Supplied records:
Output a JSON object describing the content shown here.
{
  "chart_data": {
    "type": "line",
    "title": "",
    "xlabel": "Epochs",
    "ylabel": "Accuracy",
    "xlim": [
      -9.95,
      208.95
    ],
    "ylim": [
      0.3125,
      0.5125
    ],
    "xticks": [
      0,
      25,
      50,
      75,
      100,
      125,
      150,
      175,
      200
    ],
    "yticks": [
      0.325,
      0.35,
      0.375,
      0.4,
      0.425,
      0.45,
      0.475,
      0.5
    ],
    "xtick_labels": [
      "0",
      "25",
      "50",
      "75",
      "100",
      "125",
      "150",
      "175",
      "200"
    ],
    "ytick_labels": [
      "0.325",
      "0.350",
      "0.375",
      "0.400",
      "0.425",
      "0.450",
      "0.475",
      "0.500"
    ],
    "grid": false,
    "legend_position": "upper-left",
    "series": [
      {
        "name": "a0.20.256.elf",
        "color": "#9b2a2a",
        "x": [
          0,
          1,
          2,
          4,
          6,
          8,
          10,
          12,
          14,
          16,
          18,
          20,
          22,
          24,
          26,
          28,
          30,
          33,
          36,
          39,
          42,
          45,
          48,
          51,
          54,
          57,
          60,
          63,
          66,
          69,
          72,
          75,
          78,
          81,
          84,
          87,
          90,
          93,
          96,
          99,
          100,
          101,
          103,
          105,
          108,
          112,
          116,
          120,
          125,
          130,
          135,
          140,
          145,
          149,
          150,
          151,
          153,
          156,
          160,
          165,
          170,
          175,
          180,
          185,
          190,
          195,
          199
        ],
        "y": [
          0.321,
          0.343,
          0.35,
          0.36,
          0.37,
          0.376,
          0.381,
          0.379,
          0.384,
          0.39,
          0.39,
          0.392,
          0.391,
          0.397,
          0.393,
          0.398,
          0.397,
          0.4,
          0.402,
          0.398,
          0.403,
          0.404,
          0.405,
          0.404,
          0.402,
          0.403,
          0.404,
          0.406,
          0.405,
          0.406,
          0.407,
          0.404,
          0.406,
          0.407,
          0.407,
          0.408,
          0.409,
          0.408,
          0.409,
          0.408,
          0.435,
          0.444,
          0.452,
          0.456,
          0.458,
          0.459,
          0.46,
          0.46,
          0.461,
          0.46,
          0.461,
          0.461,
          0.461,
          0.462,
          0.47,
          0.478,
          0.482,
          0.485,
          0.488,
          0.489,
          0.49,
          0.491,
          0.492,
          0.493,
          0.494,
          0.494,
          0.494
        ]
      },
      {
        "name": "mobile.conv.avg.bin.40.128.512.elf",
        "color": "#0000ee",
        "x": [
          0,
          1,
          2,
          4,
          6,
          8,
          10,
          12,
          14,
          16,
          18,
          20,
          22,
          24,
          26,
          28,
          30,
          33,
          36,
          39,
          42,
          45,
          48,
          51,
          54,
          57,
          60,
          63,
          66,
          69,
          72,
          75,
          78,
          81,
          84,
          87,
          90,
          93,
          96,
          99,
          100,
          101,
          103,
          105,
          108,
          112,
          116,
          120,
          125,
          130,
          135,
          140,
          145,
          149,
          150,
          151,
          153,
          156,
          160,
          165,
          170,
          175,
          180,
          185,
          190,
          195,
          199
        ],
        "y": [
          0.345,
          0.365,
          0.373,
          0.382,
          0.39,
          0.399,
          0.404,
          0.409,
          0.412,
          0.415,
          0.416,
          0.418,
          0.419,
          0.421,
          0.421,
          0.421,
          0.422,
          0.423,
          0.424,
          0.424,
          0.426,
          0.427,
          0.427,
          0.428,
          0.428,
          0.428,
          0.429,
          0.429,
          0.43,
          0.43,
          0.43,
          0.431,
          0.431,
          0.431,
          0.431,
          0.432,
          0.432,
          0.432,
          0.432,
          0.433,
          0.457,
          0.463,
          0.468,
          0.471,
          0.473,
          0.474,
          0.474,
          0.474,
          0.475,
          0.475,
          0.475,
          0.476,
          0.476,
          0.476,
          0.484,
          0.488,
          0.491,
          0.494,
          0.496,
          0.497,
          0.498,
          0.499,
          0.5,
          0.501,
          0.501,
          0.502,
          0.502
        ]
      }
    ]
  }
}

Exercise details:
Reproduce each entry above exactly, keeping every word.

Exercise answer:
Output a JSON object describing the content shown here.
{
  "chart_data": {
    "type": "line",
    "title": "",
    "xlabel": "Epochs",
    "ylabel": "Accuracy",
    "xlim": [
      -9.95,
      208.95
    ],
    "ylim": [
      0.3125,
      0.5125
    ],
    "xticks": [
      0,
      25,
      50,
      75,
      100,
      125,
      150,
      175,
      200
    ],
    "yticks": [
      0.325,
      0.35,
      0.375,
      0.4,
      0.425,
      0.45,
      0.475,
      0.5
    ],
    "xtick_labels": [
      "0",
      "25",
      "50",
      "75",
      "100",
      "125",
      "150",
      "175",
      "200"
    ],
    "ytick_labels": [
      "0.325",
      "0.350",
      "0.375",
      "0.400",
      "0.425",
      "0.450",
      "0.475",
      "0.500"
    ],
    "grid": false,
    "legend_position": "upper-left",
    "series": [
      {
        "name": "a0.20.256.elf",
        "color": "#9b2a2a",
        "x": [
          0,
          1,
          2,
          4,
          6,
          8,
          10,
          12,
          14,
          16,
          18,
          20,
          22,
          24,
          26,
          28,
          30,
          33,
          36,
          39,
          42,
          45,
          48,
          51,
          54,
          57,
          60,
          63,
          66,
          69,
          72,
          75,
          78,
          81,
          84,
          87,
          90,
          93,
          96,
          99,
          100,
          101,
          103,
          105,
          108,
          112,
          116,
          120,
          125,
          130,
          135,
          140,
          145,
          149,
          150,
          151,
          153,
          156,
          160,
          165,
          170,
          175,
          180,
          185,
          190,
          195,
          199
        ],
        "y": [
          0.321,
          0.343,
          0.35,
          0.36,
          0.37,
          0.376,
          0.381,
          0.379,
          0.384,
          0.39,
          0.39,
          0.392,
          0.391,
          0.397,
          0.393,
          0.398,
          0.397,
          0.4,
          0.402,
          0.398,
          0.403,
          0.404,
          0.405,
          0.404,
          0.402,
          0.403,
          0.404,
          0.406,
          0.405,
          0.406,
          0.407,
          0.404,
          0.406,
          0.407,
          0.407,
          0.408,
          0.409,
          0.408,
          0.409,
          0.408,
          0.435,
          0.444,
          0.452,
          0.456,
          0.458,
          0.459,
          0.46,
          0.46,
          0.461,
          0.46,
          0.461,
          0.461,
          0.461,
          0.462,
          0.47,
          0.478,
          0.482,
          0.485,
          0.488,
          0.489,
          0.49,
          0.491,
          0.492,
          0.493,
          0.494,
          0.494,
          0.494
        ]
      },
      {
        "name": "mobile.conv.avg.bin.40.128.512.elf",
        "color": "#0000ee",
        "x": [
          0,
          1,
          2,
          4,
          6,
          8,
          10,
          12,
          14,
          16,
          18,
          20,
          22,
          24,
          26,
          28,
          30,
          33,
          36,
          39,
          42,
          45,
          48,
          51,
          54,
          57,
          60,
          63,
          66,
          69,
          72,
          75,
          78,
          81,
          84,
          87,
          90,
          93,
          96,
          99,
          100,
          101,
          103,
          105,
          108,
          112,
          116,
          120,
          125,
          130,
          135,
          140,
          145,
          149,
          150,
          151,
          153,
          156,
          160,
          165,
          170,
          175,
          180,
          185,
          190,
          195,
          199
        ],
        "y": [
          0.345,
          0.365,
          0.373,
          0.382,
          0.39,
          0.399,
          0.404,
          0.409,
          0.412,
          0.415,
          0.416,
          0.418,
          0.419,
          0.421,
          0.421,
          0.421,
          0.422,
          0.423,
          0.424,
          0.424,
          0.426,
          0.427,
          0.427,
          0.428,
          0.428,
          0.428,
          0.429,
          0.429,
          0.43,
          0.43,
          0.43,
          0.431,
          0.431,
          0.431,
          0.431,
          0.432,
          0.432,
          0.432,
          0.432,
          0.433,
          0.457,
          0.463,
          0.468,
          0.471,
          0.473,
          0.474,
          0.474,
          0.474,
          0.475,
          0.475,
          0.475,
          0.476,
          0.476,
          0.476,
          0.484,
          0.488,
          0.491,
          0.494,
          0.496,
          0.497,
          0.498,
          0.499,
          0.5,
          0.501,
          0.501,
          0.502,
          0.502
        ]
      }
    ]
  }
}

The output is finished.